** Begin Input for this task **
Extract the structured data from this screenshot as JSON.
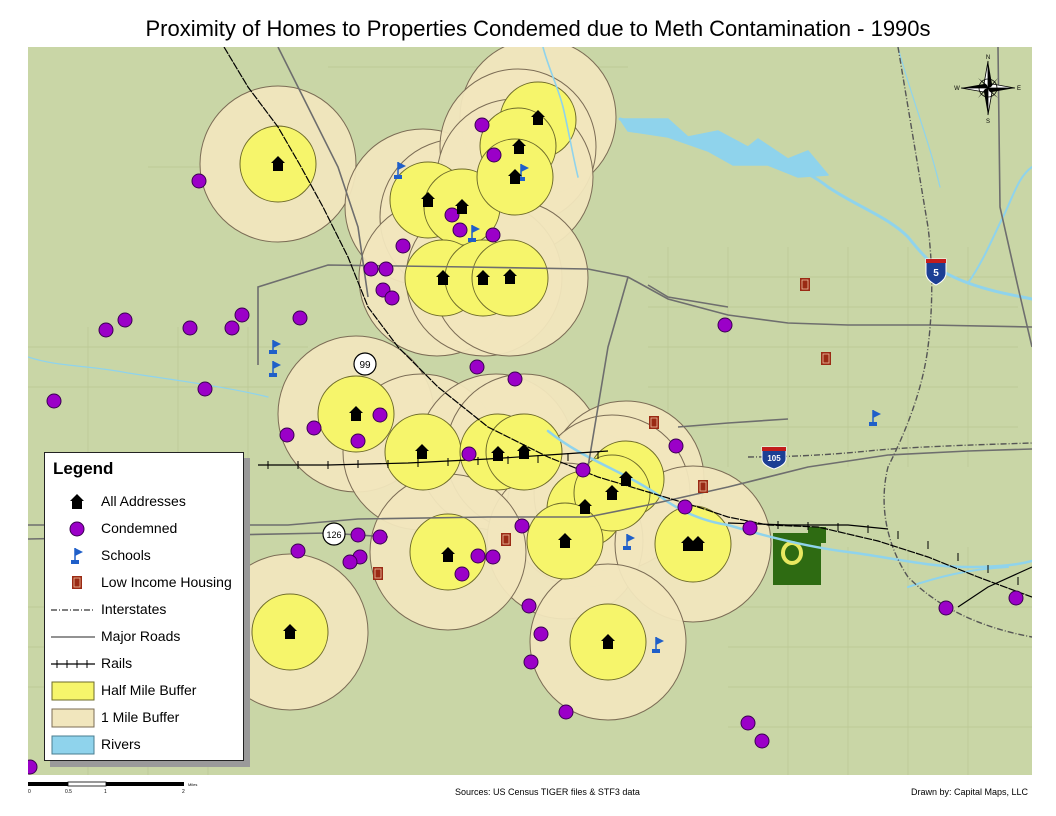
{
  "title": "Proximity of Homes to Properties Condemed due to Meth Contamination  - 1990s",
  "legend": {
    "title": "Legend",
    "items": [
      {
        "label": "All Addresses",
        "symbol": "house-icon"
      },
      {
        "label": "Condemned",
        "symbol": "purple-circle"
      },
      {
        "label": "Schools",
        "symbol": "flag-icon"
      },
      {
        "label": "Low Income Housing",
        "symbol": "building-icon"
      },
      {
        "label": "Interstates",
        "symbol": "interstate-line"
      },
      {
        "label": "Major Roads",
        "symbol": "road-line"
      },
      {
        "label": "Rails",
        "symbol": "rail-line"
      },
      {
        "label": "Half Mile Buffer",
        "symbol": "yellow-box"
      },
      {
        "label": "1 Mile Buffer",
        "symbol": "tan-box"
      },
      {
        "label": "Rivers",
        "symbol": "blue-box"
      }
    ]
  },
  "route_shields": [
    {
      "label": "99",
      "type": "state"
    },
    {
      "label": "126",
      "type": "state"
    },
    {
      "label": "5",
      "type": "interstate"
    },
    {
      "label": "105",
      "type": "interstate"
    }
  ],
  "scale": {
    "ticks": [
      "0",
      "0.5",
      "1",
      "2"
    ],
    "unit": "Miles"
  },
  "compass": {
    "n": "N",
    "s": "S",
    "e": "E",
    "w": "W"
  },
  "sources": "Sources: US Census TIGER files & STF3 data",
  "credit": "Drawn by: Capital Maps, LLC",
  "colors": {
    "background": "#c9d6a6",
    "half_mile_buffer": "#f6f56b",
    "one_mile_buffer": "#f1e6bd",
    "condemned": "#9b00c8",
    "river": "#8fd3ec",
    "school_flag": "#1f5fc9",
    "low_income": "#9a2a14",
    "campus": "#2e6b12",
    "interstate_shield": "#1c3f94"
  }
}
** End Input for this task **
** Begin Input for this task **
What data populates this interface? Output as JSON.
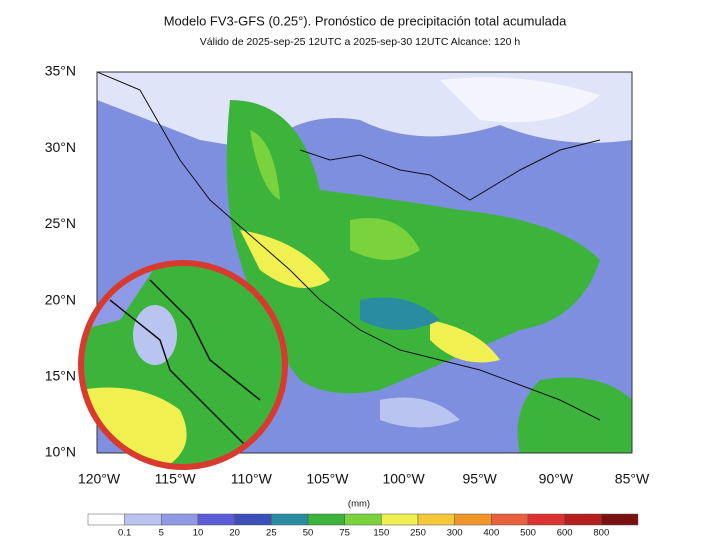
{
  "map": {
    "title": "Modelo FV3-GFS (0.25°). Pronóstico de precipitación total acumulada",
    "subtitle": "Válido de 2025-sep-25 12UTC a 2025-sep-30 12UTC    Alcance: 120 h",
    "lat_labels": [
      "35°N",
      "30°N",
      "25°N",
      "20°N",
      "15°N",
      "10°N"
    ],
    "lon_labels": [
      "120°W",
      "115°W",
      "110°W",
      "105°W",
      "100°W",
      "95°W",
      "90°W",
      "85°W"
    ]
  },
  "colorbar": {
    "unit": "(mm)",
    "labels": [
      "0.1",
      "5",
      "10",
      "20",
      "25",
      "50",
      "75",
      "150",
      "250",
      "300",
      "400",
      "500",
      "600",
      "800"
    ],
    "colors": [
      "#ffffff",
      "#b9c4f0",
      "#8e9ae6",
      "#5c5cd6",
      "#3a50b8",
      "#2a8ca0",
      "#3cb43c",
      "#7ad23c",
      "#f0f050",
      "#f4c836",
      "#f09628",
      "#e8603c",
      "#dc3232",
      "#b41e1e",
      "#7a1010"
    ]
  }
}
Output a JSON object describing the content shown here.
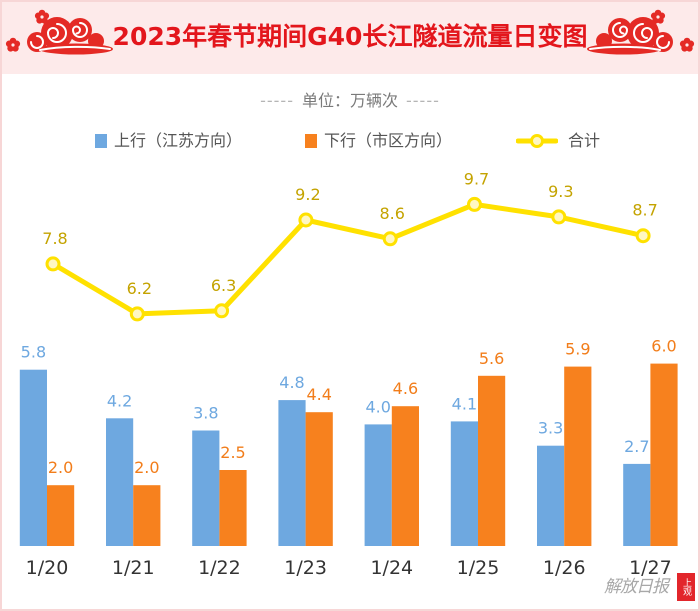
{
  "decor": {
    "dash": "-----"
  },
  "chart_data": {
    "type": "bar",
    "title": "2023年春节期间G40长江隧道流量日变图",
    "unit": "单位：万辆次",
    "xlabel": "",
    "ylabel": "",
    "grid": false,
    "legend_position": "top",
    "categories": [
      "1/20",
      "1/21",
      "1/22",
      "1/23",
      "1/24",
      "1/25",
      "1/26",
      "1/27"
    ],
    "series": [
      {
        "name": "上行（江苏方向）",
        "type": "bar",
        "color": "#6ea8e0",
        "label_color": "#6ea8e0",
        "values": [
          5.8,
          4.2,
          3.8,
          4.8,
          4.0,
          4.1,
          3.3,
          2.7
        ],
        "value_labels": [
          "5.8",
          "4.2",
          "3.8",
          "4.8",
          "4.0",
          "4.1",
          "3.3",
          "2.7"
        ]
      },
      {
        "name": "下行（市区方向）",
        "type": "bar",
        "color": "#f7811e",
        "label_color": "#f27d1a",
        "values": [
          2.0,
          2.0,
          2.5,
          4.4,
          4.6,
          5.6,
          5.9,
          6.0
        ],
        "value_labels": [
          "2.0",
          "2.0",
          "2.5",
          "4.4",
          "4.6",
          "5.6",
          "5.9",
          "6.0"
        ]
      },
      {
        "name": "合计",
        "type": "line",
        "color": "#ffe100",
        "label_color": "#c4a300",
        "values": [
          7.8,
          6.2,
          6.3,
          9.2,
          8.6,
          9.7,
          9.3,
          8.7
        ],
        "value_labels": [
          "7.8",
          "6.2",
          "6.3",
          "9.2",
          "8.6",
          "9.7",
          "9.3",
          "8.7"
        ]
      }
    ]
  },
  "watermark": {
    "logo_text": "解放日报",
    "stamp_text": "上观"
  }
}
** End Input for this task **
[Instruction]: Pick out every line holding the string "symbol" and return it.

[Exercise output]:
        "symbol": "house-icon"
        "symbol": "purple-circle"
        "symbol": "flag-icon"
        "symbol": "building-icon"
        "symbol": "interstate-line"
        "symbol": "road-line"
        "symbol": "rail-line"
        "symbol": "yellow-box"
        "symbol": "tan-box"
        "symbol": "blue-box"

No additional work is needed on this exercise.